▶ **Description of the task**
Please print all of the material below, word for word.

[Records that describe figures]
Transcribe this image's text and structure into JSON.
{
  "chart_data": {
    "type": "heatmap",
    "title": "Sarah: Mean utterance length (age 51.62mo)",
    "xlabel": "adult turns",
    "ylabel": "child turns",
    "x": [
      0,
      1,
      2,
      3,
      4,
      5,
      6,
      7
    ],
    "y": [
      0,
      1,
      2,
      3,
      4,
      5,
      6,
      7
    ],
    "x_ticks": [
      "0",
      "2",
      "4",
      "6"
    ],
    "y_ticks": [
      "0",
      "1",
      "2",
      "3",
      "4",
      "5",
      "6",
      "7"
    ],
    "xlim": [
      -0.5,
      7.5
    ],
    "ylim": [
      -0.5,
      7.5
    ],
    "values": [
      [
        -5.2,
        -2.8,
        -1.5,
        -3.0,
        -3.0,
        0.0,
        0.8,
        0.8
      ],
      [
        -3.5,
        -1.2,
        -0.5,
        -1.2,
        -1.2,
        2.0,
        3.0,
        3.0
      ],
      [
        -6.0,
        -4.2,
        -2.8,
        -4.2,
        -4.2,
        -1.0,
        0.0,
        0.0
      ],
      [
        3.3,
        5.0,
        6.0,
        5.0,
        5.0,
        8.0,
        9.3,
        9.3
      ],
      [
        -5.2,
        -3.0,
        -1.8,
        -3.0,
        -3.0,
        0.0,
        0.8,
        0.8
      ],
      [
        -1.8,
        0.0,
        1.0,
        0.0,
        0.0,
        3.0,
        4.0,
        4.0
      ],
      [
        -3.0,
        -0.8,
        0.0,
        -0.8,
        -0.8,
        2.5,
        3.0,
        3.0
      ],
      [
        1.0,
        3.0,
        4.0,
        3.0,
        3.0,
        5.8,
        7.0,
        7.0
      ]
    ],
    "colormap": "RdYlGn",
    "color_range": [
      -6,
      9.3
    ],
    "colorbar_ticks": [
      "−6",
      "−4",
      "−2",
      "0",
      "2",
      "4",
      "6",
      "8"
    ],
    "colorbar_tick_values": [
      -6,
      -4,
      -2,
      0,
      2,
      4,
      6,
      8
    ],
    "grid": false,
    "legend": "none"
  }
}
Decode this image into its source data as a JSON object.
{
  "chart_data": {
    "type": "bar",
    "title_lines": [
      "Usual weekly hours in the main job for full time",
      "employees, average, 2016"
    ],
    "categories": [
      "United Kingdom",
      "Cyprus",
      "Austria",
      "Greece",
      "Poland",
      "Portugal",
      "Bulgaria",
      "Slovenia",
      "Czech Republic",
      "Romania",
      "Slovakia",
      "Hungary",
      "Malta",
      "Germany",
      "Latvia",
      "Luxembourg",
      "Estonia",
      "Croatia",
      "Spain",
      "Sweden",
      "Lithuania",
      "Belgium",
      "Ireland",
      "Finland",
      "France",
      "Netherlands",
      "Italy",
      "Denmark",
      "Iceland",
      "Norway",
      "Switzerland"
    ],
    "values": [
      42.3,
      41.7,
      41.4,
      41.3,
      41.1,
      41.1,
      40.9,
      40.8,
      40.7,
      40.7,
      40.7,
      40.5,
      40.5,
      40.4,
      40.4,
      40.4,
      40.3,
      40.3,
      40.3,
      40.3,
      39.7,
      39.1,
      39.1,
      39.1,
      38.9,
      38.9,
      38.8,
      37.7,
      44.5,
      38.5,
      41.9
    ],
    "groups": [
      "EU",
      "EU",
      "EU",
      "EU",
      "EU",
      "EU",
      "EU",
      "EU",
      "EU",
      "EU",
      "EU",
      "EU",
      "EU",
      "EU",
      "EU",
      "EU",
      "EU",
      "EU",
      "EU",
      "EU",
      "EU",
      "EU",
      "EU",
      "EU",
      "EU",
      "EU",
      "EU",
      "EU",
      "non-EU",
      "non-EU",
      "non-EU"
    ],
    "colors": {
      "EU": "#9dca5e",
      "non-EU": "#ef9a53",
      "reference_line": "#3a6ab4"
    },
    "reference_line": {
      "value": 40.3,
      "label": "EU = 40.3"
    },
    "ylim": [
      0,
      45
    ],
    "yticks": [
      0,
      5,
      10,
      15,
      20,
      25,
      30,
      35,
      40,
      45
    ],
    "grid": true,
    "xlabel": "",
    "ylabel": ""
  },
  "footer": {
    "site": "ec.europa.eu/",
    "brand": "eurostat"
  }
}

▶ **Result below**
Transcribe this image's text and structure into JSON.
{
  "chart_data": {
    "type": "heatmap",
    "title": "Sarah: Mean utterance length (age 51.62mo)",
    "xlabel": "adult turns",
    "ylabel": "child turns",
    "x": [
      0,
      1,
      2,
      3,
      4,
      5,
      6,
      7
    ],
    "y": [
      0,
      1,
      2,
      3,
      4,
      5,
      6,
      7
    ],
    "x_ticks": [
      "0",
      "2",
      "4",
      "6"
    ],
    "y_ticks": [
      "0",
      "1",
      "2",
      "3",
      "4",
      "5",
      "6",
      "7"
    ],
    "xlim": [
      -0.5,
      7.5
    ],
    "ylim": [
      -0.5,
      7.5
    ],
    "values": [
      [
        -5.2,
        -2.8,
        -1.5,
        -3.0,
        -3.0,
        0.0,
        0.8,
        0.8
      ],
      [
        -3.5,
        -1.2,
        -0.5,
        -1.2,
        -1.2,
        2.0,
        3.0,
        3.0
      ],
      [
        -6.0,
        -4.2,
        -2.8,
        -4.2,
        -4.2,
        -1.0,
        0.0,
        0.0
      ],
      [
        3.3,
        5.0,
        6.0,
        5.0,
        5.0,
        8.0,
        9.3,
        9.3
      ],
      [
        -5.2,
        -3.0,
        -1.8,
        -3.0,
        -3.0,
        0.0,
        0.8,
        0.8
      ],
      [
        -1.8,
        0.0,
        1.0,
        0.0,
        0.0,
        3.0,
        4.0,
        4.0
      ],
      [
        -3.0,
        -0.8,
        0.0,
        -0.8,
        -0.8,
        2.5,
        3.0,
        3.0
      ],
      [
        1.0,
        3.0,
        4.0,
        3.0,
        3.0,
        5.8,
        7.0,
        7.0
      ]
    ],
    "colormap": "RdYlGn",
    "color_range": [
      -6,
      9.3
    ],
    "colorbar_ticks": [
      "−6",
      "−4",
      "−2",
      "0",
      "2",
      "4",
      "6",
      "8"
    ],
    "colorbar_tick_values": [
      -6,
      -4,
      -2,
      0,
      2,
      4,
      6,
      8
    ],
    "grid": false,
    "legend": "none"
  }
}
Decode this image into its source data as a JSON object.
{
  "chart_data": {
    "type": "bar",
    "title_lines": [
      "Usual weekly hours in the main job for full time",
      "employees, average, 2016"
    ],
    "categories": [
      "United Kingdom",
      "Cyprus",
      "Austria",
      "Greece",
      "Poland",
      "Portugal",
      "Bulgaria",
      "Slovenia",
      "Czech Republic",
      "Romania",
      "Slovakia",
      "Hungary",
      "Malta",
      "Germany",
      "Latvia",
      "Luxembourg",
      "Estonia",
      "Croatia",
      "Spain",
      "Sweden",
      "Lithuania",
      "Belgium",
      "Ireland",
      "Finland",
      "France",
      "Netherlands",
      "Italy",
      "Denmark",
      "Iceland",
      "Norway",
      "Switzerland"
    ],
    "values": [
      42.3,
      41.7,
      41.4,
      41.3,
      41.1,
      41.1,
      40.9,
      40.8,
      40.7,
      40.7,
      40.7,
      40.5,
      40.5,
      40.4,
      40.4,
      40.4,
      40.3,
      40.3,
      40.3,
      40.3,
      39.7,
      39.1,
      39.1,
      39.1,
      38.9,
      38.9,
      38.8,
      37.7,
      44.5,
      38.5,
      41.9
    ],
    "groups": [
      "EU",
      "EU",
      "EU",
      "EU",
      "EU",
      "EU",
      "EU",
      "EU",
      "EU",
      "EU",
      "EU",
      "EU",
      "EU",
      "EU",
      "EU",
      "EU",
      "EU",
      "EU",
      "EU",
      "EU",
      "EU",
      "EU",
      "EU",
      "EU",
      "EU",
      "EU",
      "EU",
      "EU",
      "non-EU",
      "non-EU",
      "non-EU"
    ],
    "colors": {
      "EU": "#9dca5e",
      "non-EU": "#ef9a53",
      "reference_line": "#3a6ab4"
    },
    "reference_line": {
      "value": 40.3,
      "label": "EU = 40.3"
    },
    "ylim": [
      0,
      45
    ],
    "yticks": [
      0,
      5,
      10,
      15,
      20,
      25,
      30,
      35,
      40,
      45
    ],
    "grid": true,
    "xlabel": "",
    "ylabel": ""
  },
  "footer": {
    "site": "ec.europa.eu/",
    "brand": "eurostat"
  }
}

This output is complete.